- **INSTRUCTIONS TO FOLLOW**: Make an exact copy of all the entries, with the pictures left out.

- **EXERCISE INPUTS**:

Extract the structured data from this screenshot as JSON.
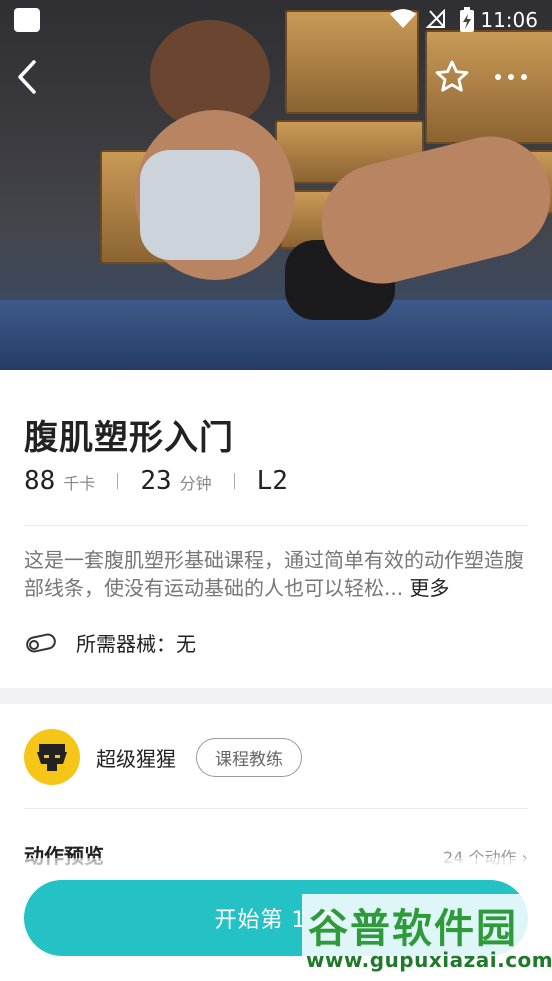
{
  "status_bar": {
    "time": "11:06"
  },
  "course": {
    "title": "腹肌塑形入门",
    "calories": "88",
    "calories_unit": "千卡",
    "duration": "23",
    "duration_unit": "分钟",
    "level": "L2",
    "description": "这是一套腹肌塑形基础课程，通过简单有效的动作塑造腹部线条，使没有运动基础的人也可以轻松...",
    "more_label": "更多",
    "equipment_label": "所需器械：无"
  },
  "coach": {
    "name": "超级猩猩",
    "tag": "课程教练"
  },
  "preview": {
    "title": "动作预览",
    "count": "24 个动作"
  },
  "start_button": {
    "label": "开始第 1 次"
  },
  "watermark": {
    "title": "谷普软件园",
    "url": "www.gupuxiazai.com"
  },
  "colors": {
    "accent": "#24c1c5",
    "coach_avatar": "#f5c518",
    "watermark": "#2e9a3a"
  },
  "icons": [
    "back-icon",
    "star-icon",
    "more-icon",
    "equipment-icon",
    "wifi-icon",
    "battery-icon"
  ]
}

- **OUTPUT FOR THIS TASK**:
Extract the structured data from this screenshot as JSON.
{
  "status_bar": {
    "time": "11:06"
  },
  "course": {
    "title": "腹肌塑形入门",
    "calories": "88",
    "calories_unit": "千卡",
    "duration": "23",
    "duration_unit": "分钟",
    "level": "L2",
    "description": "这是一套腹肌塑形基础课程，通过简单有效的动作塑造腹部线条，使没有运动基础的人也可以轻松...",
    "more_label": "更多",
    "equipment_label": "所需器械：无"
  },
  "coach": {
    "name": "超级猩猩",
    "tag": "课程教练"
  },
  "preview": {
    "title": "动作预览",
    "count": "24 个动作"
  },
  "start_button": {
    "label": "开始第 1 次"
  },
  "watermark": {
    "title": "谷普软件园",
    "url": "www.gupuxiazai.com"
  },
  "colors": {
    "accent": "#24c1c5",
    "coach_avatar": "#f5c518",
    "watermark": "#2e9a3a"
  },
  "icons": [
    "back-icon",
    "star-icon",
    "more-icon",
    "equipment-icon",
    "wifi-icon",
    "battery-icon"
  ]
}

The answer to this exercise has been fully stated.